▼

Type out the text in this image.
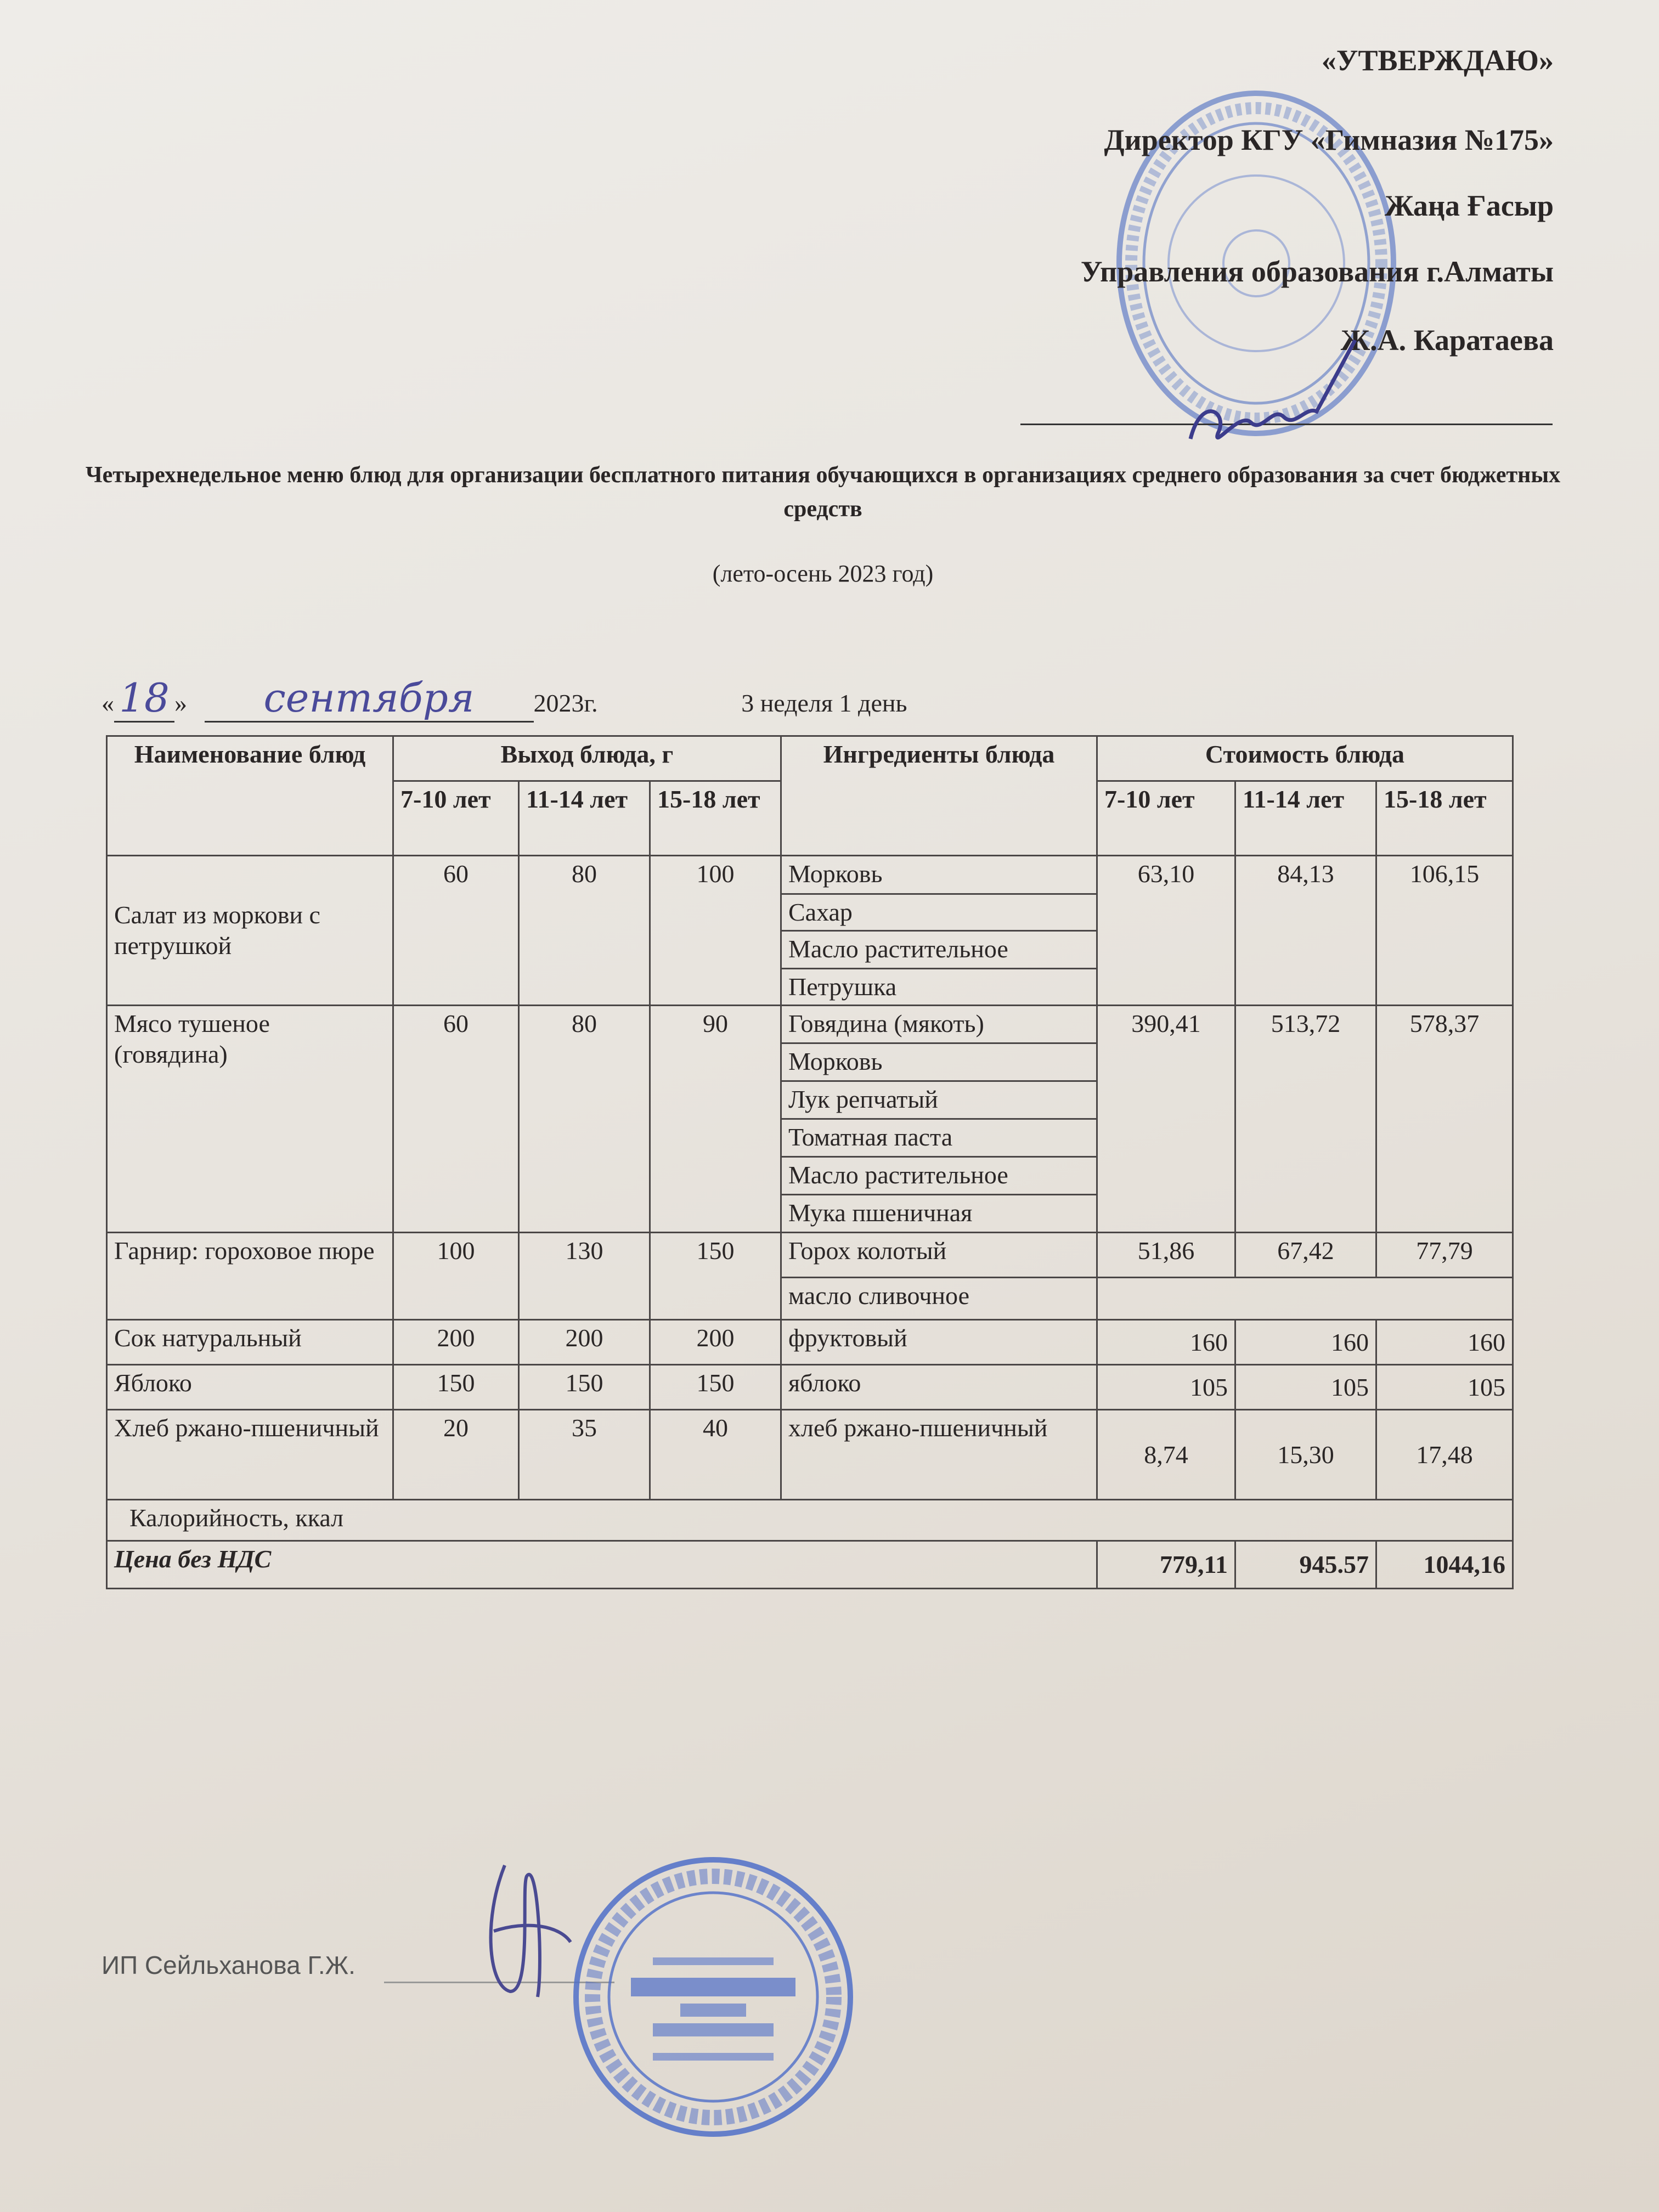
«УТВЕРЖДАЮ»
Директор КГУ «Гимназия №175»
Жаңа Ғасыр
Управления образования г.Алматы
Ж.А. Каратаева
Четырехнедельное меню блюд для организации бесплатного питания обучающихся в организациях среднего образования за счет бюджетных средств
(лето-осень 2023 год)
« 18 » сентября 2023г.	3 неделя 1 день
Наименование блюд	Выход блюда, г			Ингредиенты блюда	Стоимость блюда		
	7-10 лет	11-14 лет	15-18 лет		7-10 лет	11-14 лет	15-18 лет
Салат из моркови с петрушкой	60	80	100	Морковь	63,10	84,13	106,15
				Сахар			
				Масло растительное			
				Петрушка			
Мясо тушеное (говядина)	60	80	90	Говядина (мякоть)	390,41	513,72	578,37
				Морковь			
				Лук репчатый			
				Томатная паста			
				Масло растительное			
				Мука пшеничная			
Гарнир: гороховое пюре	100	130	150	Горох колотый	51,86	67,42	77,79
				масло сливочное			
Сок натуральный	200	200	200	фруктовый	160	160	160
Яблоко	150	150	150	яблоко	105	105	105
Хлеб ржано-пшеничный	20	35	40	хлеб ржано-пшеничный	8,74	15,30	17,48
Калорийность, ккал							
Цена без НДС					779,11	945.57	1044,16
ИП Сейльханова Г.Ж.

▲

▶ GIVEN TASK
Copy out every line of the material above exactly, skipping the pictures.

▶ RESPONSE TO THE TASK
Type out the text in this image.
«УТВЕРЖДАЮ»
Директор КГУ «Гимназия №175»
Жаңа Ғасыр
Управления образования г.Алматы
Ж.А. Каратаева
Четырехнедельное меню блюд для организации бесплатного питания обучающихся в организациях среднего образования за счет бюджетных средств
(лето-осень 2023 год)
« 18 » сентября 2023г.	3 неделя 1 день
Наименование блюд	Выход блюда, г			Ингредиенты блюда	Стоимость блюда		
	7-10 лет	11-14 лет	15-18 лет		7-10 лет	11-14 лет	15-18 лет
Салат из моркови с петрушкой	60	80	100	Морковь	63,10	84,13	106,15
				Сахар			
				Масло растительное			
				Петрушка			
Мясо тушеное (говядина)	60	80	90	Говядина (мякоть)	390,41	513,72	578,37
				Морковь			
				Лук репчатый			
				Томатная паста			
				Масло растительное			
				Мука пшеничная			
Гарнир: гороховое пюре	100	130	150	Горох колотый	51,86	67,42	77,79
				масло сливочное			
Сок натуральный	200	200	200	фруктовый	160	160	160
Яблоко	150	150	150	яблоко	105	105	105
Хлеб ржано-пшеничный	20	35	40	хлеб ржано-пшеничный	8,74	15,30	17,48
Калорийность, ккал							
Цена без НДС					779,11	945.57	1044,16
ИП Сейльханова Г.Ж.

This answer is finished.